(Dataset records of page text)
········

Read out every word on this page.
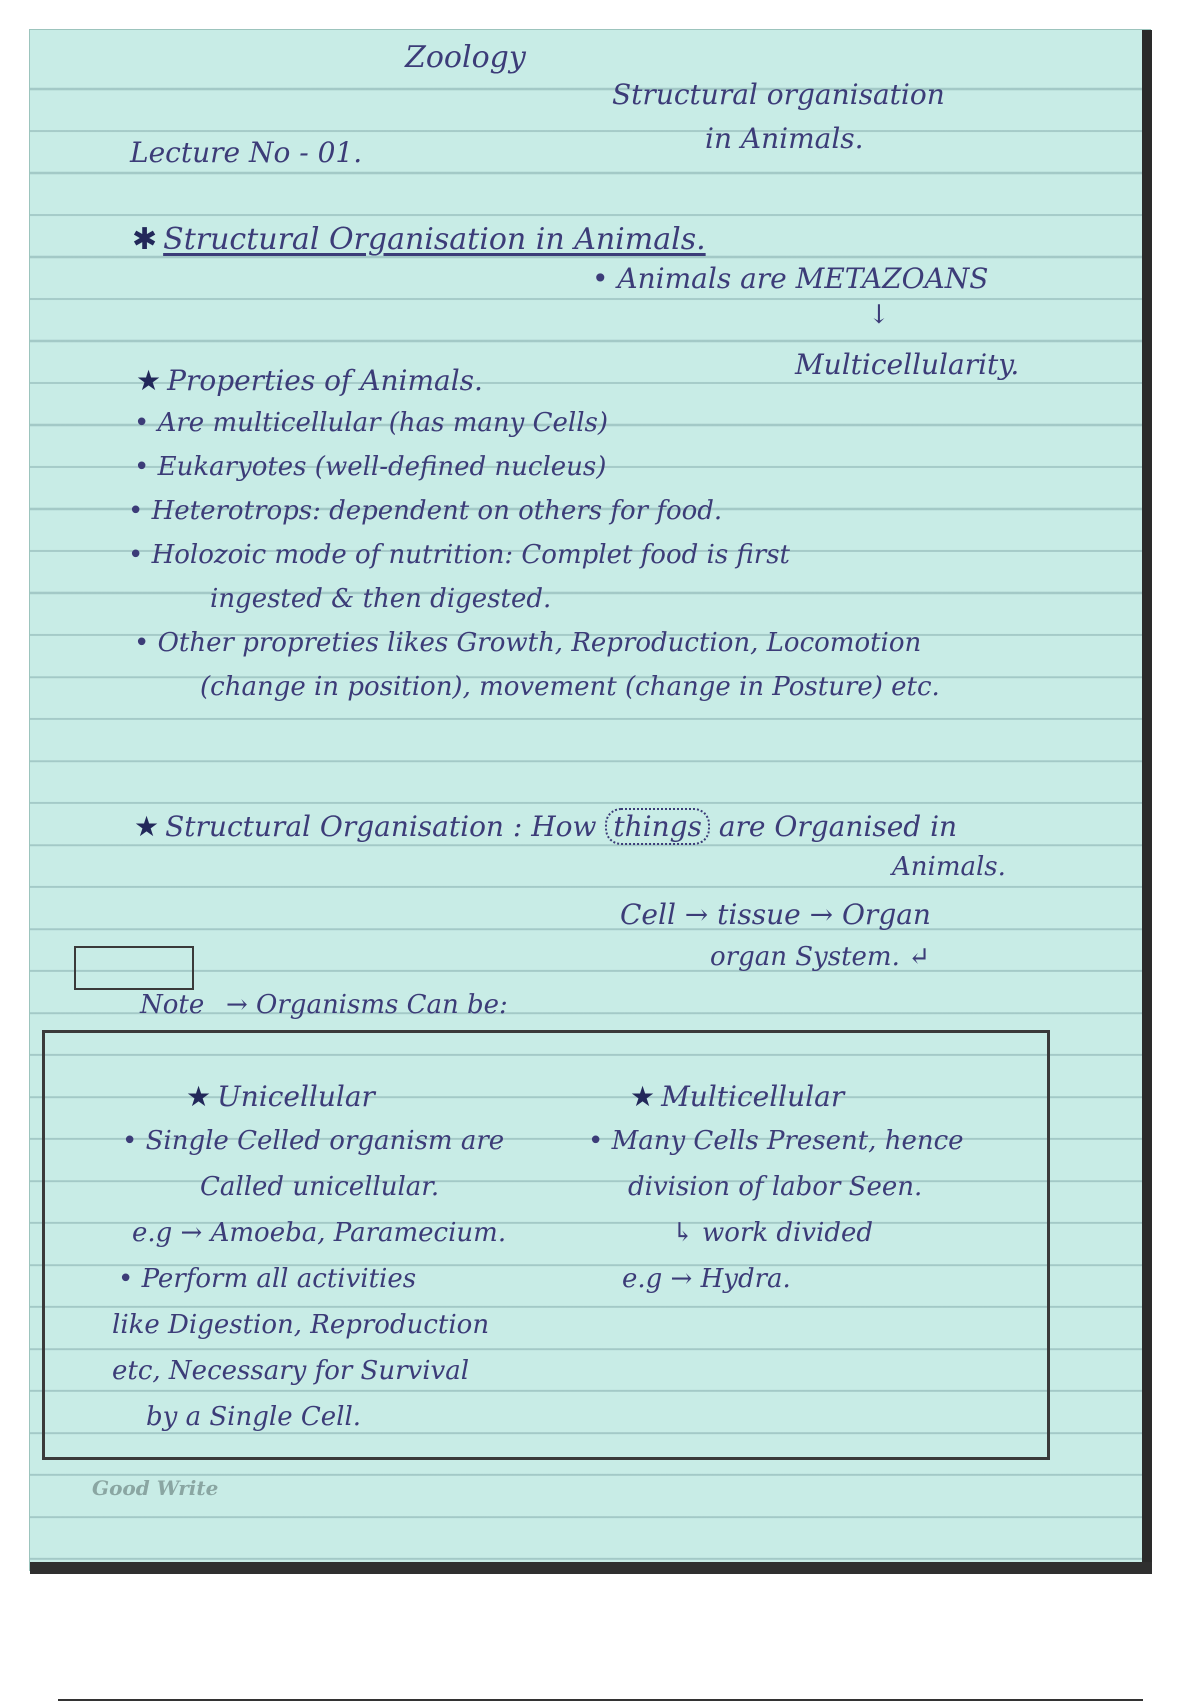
Zoology
Structural organisation
Lecture No - 01.	in Animals.
✱ Structural Organisation in Animals.
• Animals are METAZOANS
↓
Multicellularity.
★ Properties of Animals.
• Are multicellular (has many Cells)
• Eukaryotes (well-defined nucleus)
• Heterotrops: dependent on others for food.
• Holozoic mode of nutrition: Complet food is first
ingested & then digested.
• Other propreties likes Growth, Reproduction, Locomotion
(change in position), movement (change in Posture) etc.
★ Structural Organisation : How things are Organised in
Animals.
Cell → tissue → Organ
organ System. ↵
Note → Organisms Can be:
★ Unicellular
• Single Celled organism are
Called unicellular.
e.g → Amoeba, Paramecium.
• Perform all activities
like Digestion, Reproduction
etc, Necessary for Survival
by a Single Cell.
★ Multicellular
• Many Cells Present, hence
division of labor Seen.
↳ work divided
e.g → Hydra.
Good Write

········

■ PROBLEM DETAILS:
Your answer should be the lines of the records that hold the string "Animals".

■ RESULT:
Lecture No - 01.	in Animals.
✱ Structural Organisation in Animals.
• Animals are METAZOANS
★ Properties of Animals.
Animals.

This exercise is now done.